**TASK OBJECTIVE:** Omit every picture, then give all the entries again exactly.

**MATERIAL SUPPLIED:**
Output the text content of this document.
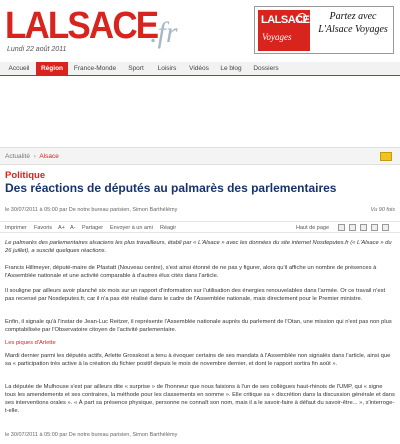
LALSACE
.fr
Lundi 22 août 2011
LALSACE
Voyages
Partez avec L'Alsace Voyages
Accueil	Région	France-Monde	Sport	Loisirs	Vidéos	Le blog	Dossiers
Actualité › Alsace
Politique
Des réactions de députés au palmarès des parlementaires
le 30/07/2011 à 05:00 par De notre bureau parisien, Simon Barthélémy	Vu 90 fois
Imprimer Favoris A+ A- Partager Envoyer à un ami Réagir	Haut de page
Le palmarès des parlementaires alsaciens les plus travailleurs, établi par « L'Alsace » avec les données du site internet Nosdeputes.fr (« L'Alsace » du 26 juillet), a suscité quelques réactions.
Francis Hillmeyer, député-maire de Pfastatt (Nouveau centre), s'est ainsi étonné de ne pas y figurer, alors qu'il affiche un nombre de présences à l'Assemblée nationale et une activité comparable à d'autres élus cités dans l'article.
Il souligne par ailleurs avoir planché six mois sur un rapport d'information sur l'utilisation des énergies renouvelables dans l'armée. Or ce travail n'est pas recensé par Nosdeputes.fr, car il n'a pas été réalisé dans le cadre de l'Assemblée nationale, mais directement pour le Premier ministre.
Enfin, il signale qu'à l'instar de Jean-Luc Reitzer, il représente l'Assemblée nationale auprès du parlement de l'Otan, une mission qui n'est pas non plus comptabilisée par l'Observatoire citoyen de l'activité parlementaire.
Les piques d'Arlette
Mardi dernier parmi les députés actifs, Arlette Grosskost a tenu à évoquer certains de ses mandats à l'Assemblée non signalés dans l'article, ainsi que sa « participation très active à la création du fichier positif depuis le mois de novembre dernier, et dont le rapport sortira fin août ».
La députée de Mulhouse s'est par ailleurs dite « surprise » de l'honneur que nous faisions à l'un de ses collègues haut-rhinois de l'UMP, qui « signe tous les amendements et ses contraires, la méthode pour les classements en somme ». Elle critique sa « discrétion dans la discussion générale et dans ses interventions orales ». « À part sa présence physique, personne ne connaît son nom, mais il a le savoir-faire à défaut du savoir-être... », s'interroge-t-elle.
le 30/07/2011 à 05:00 par De notre bureau parisien, Simon Barthélémy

**FULL ANSWER:**
Output the text content of this document.
LALSACE
.fr
Lundi 22 août 2011
LALSACE
Voyages
Partez avec L'Alsace Voyages
Accueil	Région	France-Monde	Sport	Loisirs	Vidéos	Le blog	Dossiers
Actualité › Alsace
Politique
Des réactions de députés au palmarès des parlementaires
le 30/07/2011 à 05:00 par De notre bureau parisien, Simon Barthélémy	Vu 90 fois
Imprimer Favoris A+ A- Partager Envoyer à un ami Réagir	Haut de page
Le palmarès des parlementaires alsaciens les plus travailleurs, établi par « L'Alsace » avec les données du site internet Nosdeputes.fr (« L'Alsace » du 26 juillet), a suscité quelques réactions.
Francis Hillmeyer, député-maire de Pfastatt (Nouveau centre), s'est ainsi étonné de ne pas y figurer, alors qu'il affiche un nombre de présences à l'Assemblée nationale et une activité comparable à d'autres élus cités dans l'article.
Il souligne par ailleurs avoir planché six mois sur un rapport d'information sur l'utilisation des énergies renouvelables dans l'armée. Or ce travail n'est pas recensé par Nosdeputes.fr, car il n'a pas été réalisé dans le cadre de l'Assemblée nationale, mais directement pour le Premier ministre.
Enfin, il signale qu'à l'instar de Jean-Luc Reitzer, il représente l'Assemblée nationale auprès du parlement de l'Otan, une mission qui n'est pas non plus comptabilisée par l'Observatoire citoyen de l'activité parlementaire.
Les piques d'Arlette
Mardi dernier parmi les députés actifs, Arlette Grosskost a tenu à évoquer certains de ses mandats à l'Assemblée non signalés dans l'article, ainsi que sa « participation très active à la création du fichier positif depuis le mois de novembre dernier, et dont le rapport sortira fin août ».
La députée de Mulhouse s'est par ailleurs dite « surprise » de l'honneur que nous faisions à l'un de ses collègues haut-rhinois de l'UMP, qui « signe tous les amendements et ses contraires, la méthode pour les classements en somme ». Elle critique sa « discrétion dans la discussion générale et dans ses interventions orales ». « À part sa présence physique, personne ne connaît son nom, mais il a le savoir-faire à défaut du savoir-être... », s'interroge-t-elle.
le 30/07/2011 à 05:00 par De notre bureau parisien, Simon Barthélémy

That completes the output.